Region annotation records
******

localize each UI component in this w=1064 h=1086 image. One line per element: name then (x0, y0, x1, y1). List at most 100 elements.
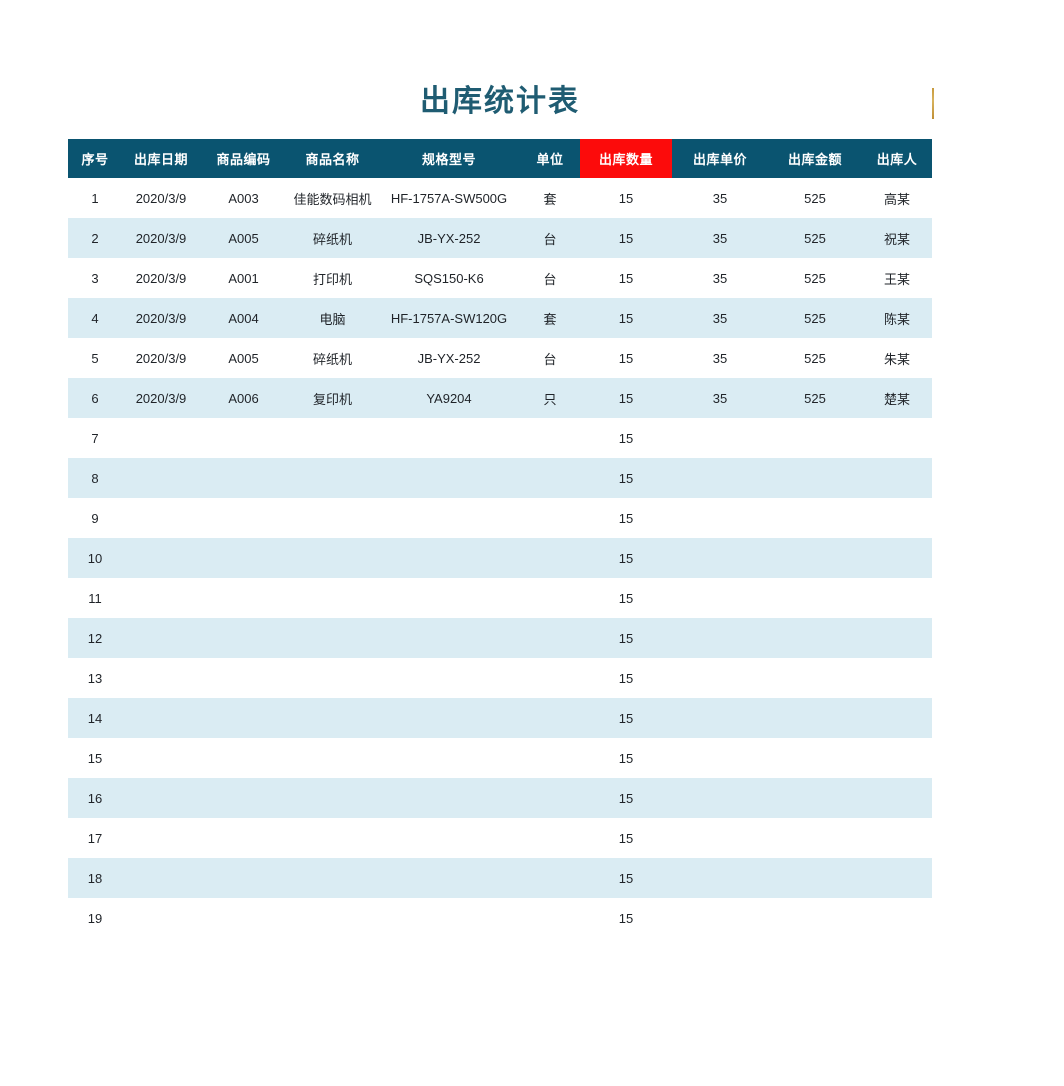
cell-amount[interactable] (768, 618, 862, 658)
cell-name[interactable] (287, 778, 378, 818)
cell-idx[interactable]: 13 (68, 658, 122, 698)
cell-spec[interactable] (378, 818, 520, 858)
table-row[interactable]: 4 2020/3/9 A004 电脑 HF-1757A-SW120G 套 15 35 525 陈某 (68, 298, 932, 338)
cell-person[interactable]: 朱某 (862, 338, 932, 378)
cell-person[interactable] (862, 698, 932, 738)
cell-person[interactable]: 楚某 (862, 378, 932, 418)
cell-price[interactable]: 35 (672, 298, 768, 338)
cell-qty[interactable]: 15 (580, 378, 672, 418)
cell-date[interactable] (122, 698, 200, 738)
cell-date[interactable] (122, 578, 200, 618)
cell-unit[interactable]: 套 (520, 298, 580, 338)
cell-amount[interactable] (768, 738, 862, 778)
cell-spec[interactable] (378, 698, 520, 738)
column-header-name[interactable]: 商品名称 (287, 139, 378, 178)
cell-qty[interactable]: 15 (580, 338, 672, 378)
cell-price[interactable]: 35 (672, 258, 768, 298)
cell-date[interactable]: 2020/3/9 (122, 298, 200, 338)
cell-name[interactable]: 碎纸机 (287, 218, 378, 258)
cell-date[interactable] (122, 538, 200, 578)
cell-amount[interactable] (768, 778, 862, 818)
table-row[interactable]: 7 15 (68, 418, 932, 458)
cell-amount[interactable] (768, 578, 862, 618)
cell-person[interactable] (862, 898, 932, 938)
cell-name[interactable] (287, 538, 378, 578)
cell-idx[interactable]: 19 (68, 898, 122, 938)
cell-idx[interactable]: 7 (68, 418, 122, 458)
column-header-price[interactable]: 出库单价 (672, 139, 768, 178)
cell-idx[interactable]: 6 (68, 378, 122, 418)
cell-price[interactable] (672, 898, 768, 938)
cell-name[interactable] (287, 418, 378, 458)
cell-spec[interactable]: JB-YX-252 (378, 338, 520, 378)
cell-person[interactable] (862, 578, 932, 618)
cell-spec[interactable] (378, 578, 520, 618)
column-header-person[interactable]: 出库人 (862, 139, 932, 178)
cell-price[interactable] (672, 658, 768, 698)
cell-date[interactable] (122, 858, 200, 898)
cell-price[interactable] (672, 538, 768, 578)
cell-date[interactable] (122, 818, 200, 858)
table-row[interactable]: 8 15 (68, 458, 932, 498)
cell-date[interactable]: 2020/3/9 (122, 378, 200, 418)
cell-qty[interactable]: 15 (580, 898, 672, 938)
cell-qty[interactable]: 15 (580, 258, 672, 298)
cell-code[interactable] (200, 578, 287, 618)
column-header-amount[interactable]: 出库金额 (768, 139, 862, 178)
cell-unit[interactable] (520, 698, 580, 738)
cell-person[interactable] (862, 418, 932, 458)
cell-name[interactable] (287, 858, 378, 898)
cell-unit[interactable]: 台 (520, 218, 580, 258)
table-row[interactable]: 9 15 (68, 498, 932, 538)
cell-date[interactable] (122, 458, 200, 498)
cell-unit[interactable]: 台 (520, 338, 580, 378)
cell-code[interactable] (200, 778, 287, 818)
table-row[interactable]: 15 15 (68, 738, 932, 778)
cell-name[interactable]: 电脑 (287, 298, 378, 338)
cell-spec[interactable] (378, 658, 520, 698)
cell-code[interactable] (200, 458, 287, 498)
cell-idx[interactable]: 17 (68, 818, 122, 858)
cell-unit[interactable] (520, 458, 580, 498)
cell-name[interactable]: 复印机 (287, 378, 378, 418)
cell-date[interactable] (122, 618, 200, 658)
cell-amount[interactable]: 525 (768, 178, 862, 218)
cell-price[interactable] (672, 778, 768, 818)
cell-unit[interactable] (520, 498, 580, 538)
cell-idx[interactable]: 4 (68, 298, 122, 338)
cell-code[interactable] (200, 898, 287, 938)
cell-qty[interactable]: 15 (580, 818, 672, 858)
cell-spec[interactable] (378, 538, 520, 578)
column-header-idx[interactable]: 序号 (68, 139, 122, 178)
cell-person[interactable] (862, 538, 932, 578)
cell-unit[interactable] (520, 538, 580, 578)
cell-qty[interactable]: 15 (580, 698, 672, 738)
cell-spec[interactable] (378, 498, 520, 538)
cell-name[interactable] (287, 698, 378, 738)
cell-unit[interactable] (520, 738, 580, 778)
column-header-unit[interactable]: 单位 (520, 139, 580, 178)
cell-person[interactable]: 陈某 (862, 298, 932, 338)
cell-person[interactable] (862, 498, 932, 538)
cell-idx[interactable]: 15 (68, 738, 122, 778)
cell-spec[interactable] (378, 858, 520, 898)
cell-price[interactable] (672, 818, 768, 858)
cell-price[interactable]: 35 (672, 378, 768, 418)
cell-person[interactable] (862, 778, 932, 818)
table-row[interactable]: 1 2020/3/9 A003 佳能数码相机 HF-1757A-SW500G 套 15 35 5… (68, 178, 932, 218)
cell-price[interactable] (672, 578, 768, 618)
cell-qty[interactable]: 15 (580, 498, 672, 538)
cell-date[interactable] (122, 418, 200, 458)
column-header-spec[interactable]: 规格型号 (378, 139, 520, 178)
cell-code[interactable] (200, 498, 287, 538)
cell-amount[interactable]: 525 (768, 258, 862, 298)
cell-unit[interactable] (520, 858, 580, 898)
cell-code[interactable]: A005 (200, 338, 287, 378)
cell-date[interactable]: 2020/3/9 (122, 258, 200, 298)
table-row[interactable]: 12 15 (68, 618, 932, 658)
cell-idx[interactable]: 18 (68, 858, 122, 898)
cell-idx[interactable]: 9 (68, 498, 122, 538)
cell-code[interactable]: A004 (200, 298, 287, 338)
table-row[interactable]: 18 15 (68, 858, 932, 898)
table-row[interactable]: 2 2020/3/9 A005 碎纸机 JB-YX-252 台 15 35 525 祝某 (68, 218, 932, 258)
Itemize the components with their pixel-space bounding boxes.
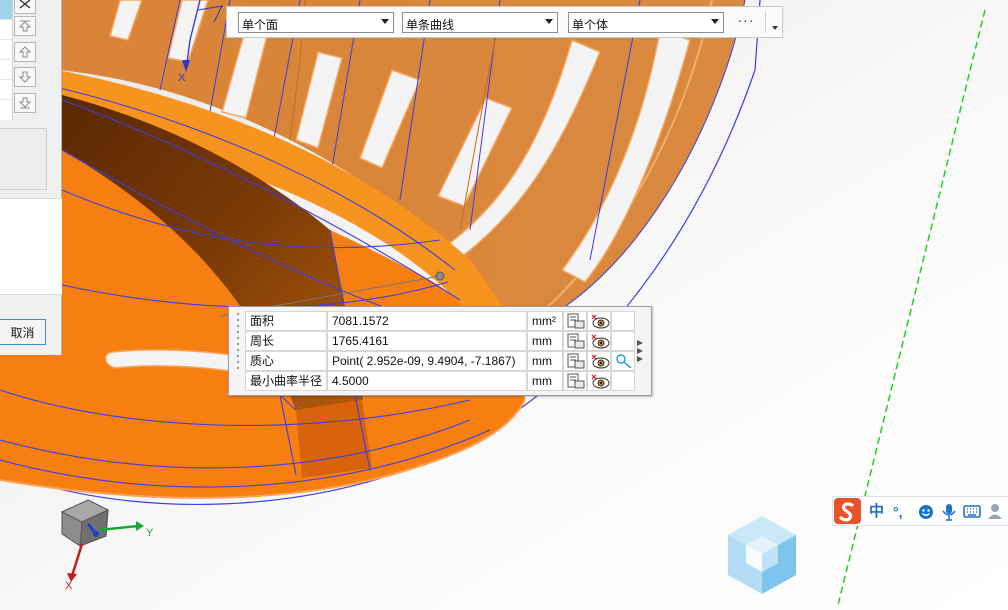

******

▶ _REQUIREMENT_: Please copy all of the data above line for line, leaving out the pictures.

▶ _CORRECT OUTPUT_:
localize each UI component in this w=1064 h=1086 image. One line per element: name then (x0, y0, x1, y1). List at most 100 elements.
cell-amount[interactable] (768, 618, 862, 658)
cell-name[interactable] (287, 778, 378, 818)
cell-idx[interactable]: 13 (68, 658, 122, 698)
cell-spec[interactable] (378, 818, 520, 858)
table-row[interactable]: 4 2020/3/9 A004 电脑 HF-1757A-SW120G 套 15 35 525 陈某 (68, 298, 932, 338)
cell-person[interactable]: 朱某 (862, 338, 932, 378)
cell-person[interactable] (862, 698, 932, 738)
cell-person[interactable]: 楚某 (862, 378, 932, 418)
cell-price[interactable]: 35 (672, 298, 768, 338)
cell-qty[interactable]: 15 (580, 378, 672, 418)
cell-date[interactable] (122, 698, 200, 738)
cell-date[interactable] (122, 578, 200, 618)
cell-unit[interactable]: 套 (520, 298, 580, 338)
cell-amount[interactable] (768, 738, 862, 778)
cell-spec[interactable] (378, 698, 520, 738)
column-header-name[interactable]: 商品名称 (287, 139, 378, 178)
cell-qty[interactable]: 15 (580, 338, 672, 378)
cell-price[interactable]: 35 (672, 258, 768, 298)
cell-date[interactable]: 2020/3/9 (122, 298, 200, 338)
cell-name[interactable]: 碎纸机 (287, 218, 378, 258)
cell-date[interactable] (122, 538, 200, 578)
cell-amount[interactable] (768, 778, 862, 818)
table-row[interactable]: 7 15 (68, 418, 932, 458)
cell-amount[interactable] (768, 578, 862, 618)
cell-person[interactable] (862, 898, 932, 938)
cell-name[interactable] (287, 538, 378, 578)
cell-idx[interactable]: 19 (68, 898, 122, 938)
cell-idx[interactable]: 7 (68, 418, 122, 458)
column-header-price[interactable]: 出库单价 (672, 139, 768, 178)
cell-idx[interactable]: 6 (68, 378, 122, 418)
cell-price[interactable] (672, 898, 768, 938)
cell-name[interactable] (287, 418, 378, 458)
cell-spec[interactable]: JB-YX-252 (378, 338, 520, 378)
cell-person[interactable] (862, 578, 932, 618)
cell-spec[interactable] (378, 578, 520, 618)
column-header-person[interactable]: 出库人 (862, 139, 932, 178)
cell-price[interactable] (672, 658, 768, 698)
cell-date[interactable] (122, 858, 200, 898)
cell-price[interactable] (672, 538, 768, 578)
cell-date[interactable] (122, 818, 200, 858)
table-row[interactable]: 8 15 (68, 458, 932, 498)
cell-date[interactable]: 2020/3/9 (122, 378, 200, 418)
cell-qty[interactable]: 15 (580, 898, 672, 938)
cell-qty[interactable]: 15 (580, 258, 672, 298)
cell-code[interactable] (200, 578, 287, 618)
column-header-amount[interactable]: 出库金额 (768, 139, 862, 178)
cell-unit[interactable] (520, 698, 580, 738)
cell-person[interactable] (862, 418, 932, 458)
cell-name[interactable] (287, 858, 378, 898)
cell-unit[interactable]: 台 (520, 218, 580, 258)
table-row[interactable]: 9 15 (68, 498, 932, 538)
cell-date[interactable] (122, 458, 200, 498)
cell-unit[interactable]: 台 (520, 338, 580, 378)
cell-code[interactable] (200, 778, 287, 818)
table-row[interactable]: 15 15 (68, 738, 932, 778)
cell-name[interactable]: 电脑 (287, 298, 378, 338)
cell-spec[interactable] (378, 658, 520, 698)
cell-code[interactable] (200, 458, 287, 498)
cell-idx[interactable]: 17 (68, 818, 122, 858)
cell-unit[interactable] (520, 458, 580, 498)
cell-name[interactable]: 复印机 (287, 378, 378, 418)
cell-date[interactable] (122, 618, 200, 658)
cell-amount[interactable]: 525 (768, 178, 862, 218)
cell-price[interactable] (672, 778, 768, 818)
cell-unit[interactable] (520, 498, 580, 538)
cell-idx[interactable]: 4 (68, 298, 122, 338)
cell-code[interactable] (200, 898, 287, 938)
cell-qty[interactable]: 15 (580, 818, 672, 858)
cell-spec[interactable] (378, 538, 520, 578)
column-header-idx[interactable]: 序号 (68, 139, 122, 178)
cell-person[interactable] (862, 538, 932, 578)
cell-unit[interactable] (520, 538, 580, 578)
cell-qty[interactable]: 15 (580, 698, 672, 738)
cell-spec[interactable] (378, 498, 520, 538)
cell-name[interactable] (287, 698, 378, 738)
cell-unit[interactable] (520, 738, 580, 778)
column-header-unit[interactable]: 单位 (520, 139, 580, 178)
cell-person[interactable]: 陈某 (862, 298, 932, 338)
cell-person[interactable] (862, 498, 932, 538)
cell-idx[interactable]: 15 (68, 738, 122, 778)
cell-spec[interactable] (378, 858, 520, 898)
cell-price[interactable] (672, 818, 768, 858)
cell-price[interactable]: 35 (672, 378, 768, 418)
cell-person[interactable] (862, 778, 932, 818)
table-row[interactable]: 1 2020/3/9 A003 佳能数码相机 HF-1757A-SW500G 套 15 35 5… (68, 178, 932, 218)
cell-price[interactable] (672, 578, 768, 618)
cell-qty[interactable]: 15 (580, 498, 672, 538)
cell-date[interactable] (122, 418, 200, 458)
column-header-spec[interactable]: 规格型号 (378, 139, 520, 178)
cell-code[interactable] (200, 498, 287, 538)
cell-amount[interactable]: 525 (768, 258, 862, 298)
cell-unit[interactable] (520, 858, 580, 898)
cell-code[interactable]: A005 (200, 338, 287, 378)
cell-date[interactable]: 2020/3/9 (122, 258, 200, 298)
table-row[interactable]: 12 15 (68, 618, 932, 658)
cell-idx[interactable]: 18 (68, 858, 122, 898)
cell-idx[interactable]: 9 (68, 498, 122, 538)
cell-code[interactable]: A004 (200, 298, 287, 338)
table-row[interactable]: 18 15 (68, 858, 932, 898)
table-row[interactable]: 2 2020/3/9 A005 碎纸机 JB-YX-252 台 15 35 525 祝某 (68, 218, 932, 258)
Itemize the components with their pixel-space bounding boxes.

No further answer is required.